## The input
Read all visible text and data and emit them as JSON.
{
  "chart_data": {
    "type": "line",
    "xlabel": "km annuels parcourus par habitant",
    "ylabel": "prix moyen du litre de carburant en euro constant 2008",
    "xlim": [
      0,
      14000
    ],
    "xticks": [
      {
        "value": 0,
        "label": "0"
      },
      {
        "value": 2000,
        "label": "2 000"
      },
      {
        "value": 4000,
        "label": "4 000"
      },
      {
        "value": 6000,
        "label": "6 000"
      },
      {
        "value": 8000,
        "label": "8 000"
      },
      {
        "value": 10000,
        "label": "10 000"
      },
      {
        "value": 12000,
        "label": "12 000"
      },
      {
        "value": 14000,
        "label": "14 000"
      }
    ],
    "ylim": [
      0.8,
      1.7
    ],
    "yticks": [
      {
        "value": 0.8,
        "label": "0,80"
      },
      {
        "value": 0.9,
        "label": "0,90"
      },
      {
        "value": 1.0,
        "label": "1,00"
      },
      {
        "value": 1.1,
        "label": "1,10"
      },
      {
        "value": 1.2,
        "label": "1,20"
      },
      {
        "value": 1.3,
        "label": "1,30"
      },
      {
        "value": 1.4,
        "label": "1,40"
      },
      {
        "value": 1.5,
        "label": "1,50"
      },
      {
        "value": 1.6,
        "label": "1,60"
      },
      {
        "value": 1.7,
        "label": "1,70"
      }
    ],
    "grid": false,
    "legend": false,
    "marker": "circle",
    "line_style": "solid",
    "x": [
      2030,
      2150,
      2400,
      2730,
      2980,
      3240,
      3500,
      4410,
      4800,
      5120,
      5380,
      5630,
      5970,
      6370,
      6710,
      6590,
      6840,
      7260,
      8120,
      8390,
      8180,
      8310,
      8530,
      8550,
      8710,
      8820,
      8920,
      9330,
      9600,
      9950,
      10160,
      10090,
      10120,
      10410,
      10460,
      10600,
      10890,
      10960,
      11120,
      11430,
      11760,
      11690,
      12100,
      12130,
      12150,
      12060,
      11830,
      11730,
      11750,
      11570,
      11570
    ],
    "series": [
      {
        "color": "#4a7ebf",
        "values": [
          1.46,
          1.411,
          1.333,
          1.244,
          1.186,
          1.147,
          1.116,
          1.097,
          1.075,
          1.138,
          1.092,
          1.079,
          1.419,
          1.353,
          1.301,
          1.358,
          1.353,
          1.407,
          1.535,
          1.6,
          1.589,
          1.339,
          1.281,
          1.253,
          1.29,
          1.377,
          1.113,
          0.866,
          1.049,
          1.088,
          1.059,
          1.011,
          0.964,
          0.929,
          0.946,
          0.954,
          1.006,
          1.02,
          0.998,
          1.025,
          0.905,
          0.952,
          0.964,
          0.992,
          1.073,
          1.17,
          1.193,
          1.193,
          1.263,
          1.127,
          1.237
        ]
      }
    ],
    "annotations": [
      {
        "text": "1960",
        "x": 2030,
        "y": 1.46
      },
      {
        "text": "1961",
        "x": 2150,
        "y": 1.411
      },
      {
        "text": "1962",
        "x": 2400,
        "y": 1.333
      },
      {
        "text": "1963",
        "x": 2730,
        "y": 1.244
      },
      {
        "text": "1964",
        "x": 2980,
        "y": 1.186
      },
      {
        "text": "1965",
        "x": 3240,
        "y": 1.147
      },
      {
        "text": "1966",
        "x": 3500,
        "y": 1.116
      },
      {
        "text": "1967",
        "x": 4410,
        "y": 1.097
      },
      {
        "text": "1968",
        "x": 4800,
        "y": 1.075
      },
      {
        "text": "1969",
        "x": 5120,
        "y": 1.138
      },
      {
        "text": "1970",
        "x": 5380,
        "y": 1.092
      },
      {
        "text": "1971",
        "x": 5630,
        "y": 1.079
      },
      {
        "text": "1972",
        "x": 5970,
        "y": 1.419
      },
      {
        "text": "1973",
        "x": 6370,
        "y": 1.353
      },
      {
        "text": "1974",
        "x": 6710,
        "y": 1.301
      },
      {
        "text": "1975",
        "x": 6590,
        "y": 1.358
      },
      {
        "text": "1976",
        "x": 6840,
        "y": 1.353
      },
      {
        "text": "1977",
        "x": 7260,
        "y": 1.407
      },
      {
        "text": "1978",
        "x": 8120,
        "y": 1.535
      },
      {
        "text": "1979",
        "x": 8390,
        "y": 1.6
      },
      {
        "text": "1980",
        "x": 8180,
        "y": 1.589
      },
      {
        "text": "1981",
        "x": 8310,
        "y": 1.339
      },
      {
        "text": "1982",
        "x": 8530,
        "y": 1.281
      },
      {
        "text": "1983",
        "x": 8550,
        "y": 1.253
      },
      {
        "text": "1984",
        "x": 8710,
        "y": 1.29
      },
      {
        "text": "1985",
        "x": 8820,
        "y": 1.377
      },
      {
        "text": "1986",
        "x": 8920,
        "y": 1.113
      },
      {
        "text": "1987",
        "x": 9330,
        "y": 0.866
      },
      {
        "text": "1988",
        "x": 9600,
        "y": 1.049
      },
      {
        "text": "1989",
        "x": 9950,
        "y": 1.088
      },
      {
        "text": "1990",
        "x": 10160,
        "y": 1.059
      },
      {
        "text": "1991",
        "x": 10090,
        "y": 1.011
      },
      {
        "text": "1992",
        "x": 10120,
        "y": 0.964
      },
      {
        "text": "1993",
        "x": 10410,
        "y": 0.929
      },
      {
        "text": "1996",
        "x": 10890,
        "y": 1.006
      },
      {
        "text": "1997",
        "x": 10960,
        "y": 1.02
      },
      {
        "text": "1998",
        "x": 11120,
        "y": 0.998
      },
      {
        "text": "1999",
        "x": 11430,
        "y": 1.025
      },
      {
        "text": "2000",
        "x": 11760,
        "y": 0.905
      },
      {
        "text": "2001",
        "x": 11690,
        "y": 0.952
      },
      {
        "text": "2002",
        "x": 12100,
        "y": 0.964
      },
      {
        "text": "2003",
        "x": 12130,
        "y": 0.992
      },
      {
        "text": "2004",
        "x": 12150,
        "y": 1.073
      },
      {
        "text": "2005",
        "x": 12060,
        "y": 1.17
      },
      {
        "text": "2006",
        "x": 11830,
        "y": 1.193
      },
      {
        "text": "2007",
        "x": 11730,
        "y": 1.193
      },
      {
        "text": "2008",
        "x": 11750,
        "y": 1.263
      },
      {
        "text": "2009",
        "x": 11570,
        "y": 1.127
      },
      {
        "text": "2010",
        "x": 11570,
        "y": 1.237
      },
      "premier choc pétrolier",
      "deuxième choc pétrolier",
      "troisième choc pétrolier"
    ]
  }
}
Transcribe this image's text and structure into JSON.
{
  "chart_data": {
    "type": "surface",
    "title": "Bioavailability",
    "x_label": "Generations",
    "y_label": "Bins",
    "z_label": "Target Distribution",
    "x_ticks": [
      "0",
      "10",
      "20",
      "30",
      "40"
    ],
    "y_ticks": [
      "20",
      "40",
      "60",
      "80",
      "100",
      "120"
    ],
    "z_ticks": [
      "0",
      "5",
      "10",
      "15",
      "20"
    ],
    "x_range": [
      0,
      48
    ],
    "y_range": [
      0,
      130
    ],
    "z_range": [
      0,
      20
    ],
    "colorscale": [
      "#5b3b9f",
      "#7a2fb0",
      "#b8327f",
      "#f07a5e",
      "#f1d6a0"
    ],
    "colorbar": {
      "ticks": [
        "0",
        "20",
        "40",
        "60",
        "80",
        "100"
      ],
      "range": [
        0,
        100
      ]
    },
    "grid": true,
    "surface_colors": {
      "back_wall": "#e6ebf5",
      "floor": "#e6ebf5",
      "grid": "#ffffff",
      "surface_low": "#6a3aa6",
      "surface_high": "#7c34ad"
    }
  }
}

## What you will do
Every line from the one containing "Transcribe this image's" through the last line must be copied exactly; leave out the rest.

## Task result
Transcribe this image's text and structure into JSON.
{
  "chart_data": {
    "type": "surface",
    "title": "Bioavailability",
    "x_label": "Generations",
    "y_label": "Bins",
    "z_label": "Target Distribution",
    "x_ticks": [
      "0",
      "10",
      "20",
      "30",
      "40"
    ],
    "y_ticks": [
      "20",
      "40",
      "60",
      "80",
      "100",
      "120"
    ],
    "z_ticks": [
      "0",
      "5",
      "10",
      "15",
      "20"
    ],
    "x_range": [
      0,
      48
    ],
    "y_range": [
      0,
      130
    ],
    "z_range": [
      0,
      20
    ],
    "colorscale": [
      "#5b3b9f",
      "#7a2fb0",
      "#b8327f",
      "#f07a5e",
      "#f1d6a0"
    ],
    "colorbar": {
      "ticks": [
        "0",
        "20",
        "40",
        "60",
        "80",
        "100"
      ],
      "range": [
        0,
        100
      ]
    },
    "grid": true,
    "surface_colors": {
      "back_wall": "#e6ebf5",
      "floor": "#e6ebf5",
      "grid": "#ffffff",
      "surface_low": "#6a3aa6",
      "surface_high": "#7c34ad"
    }
  }
}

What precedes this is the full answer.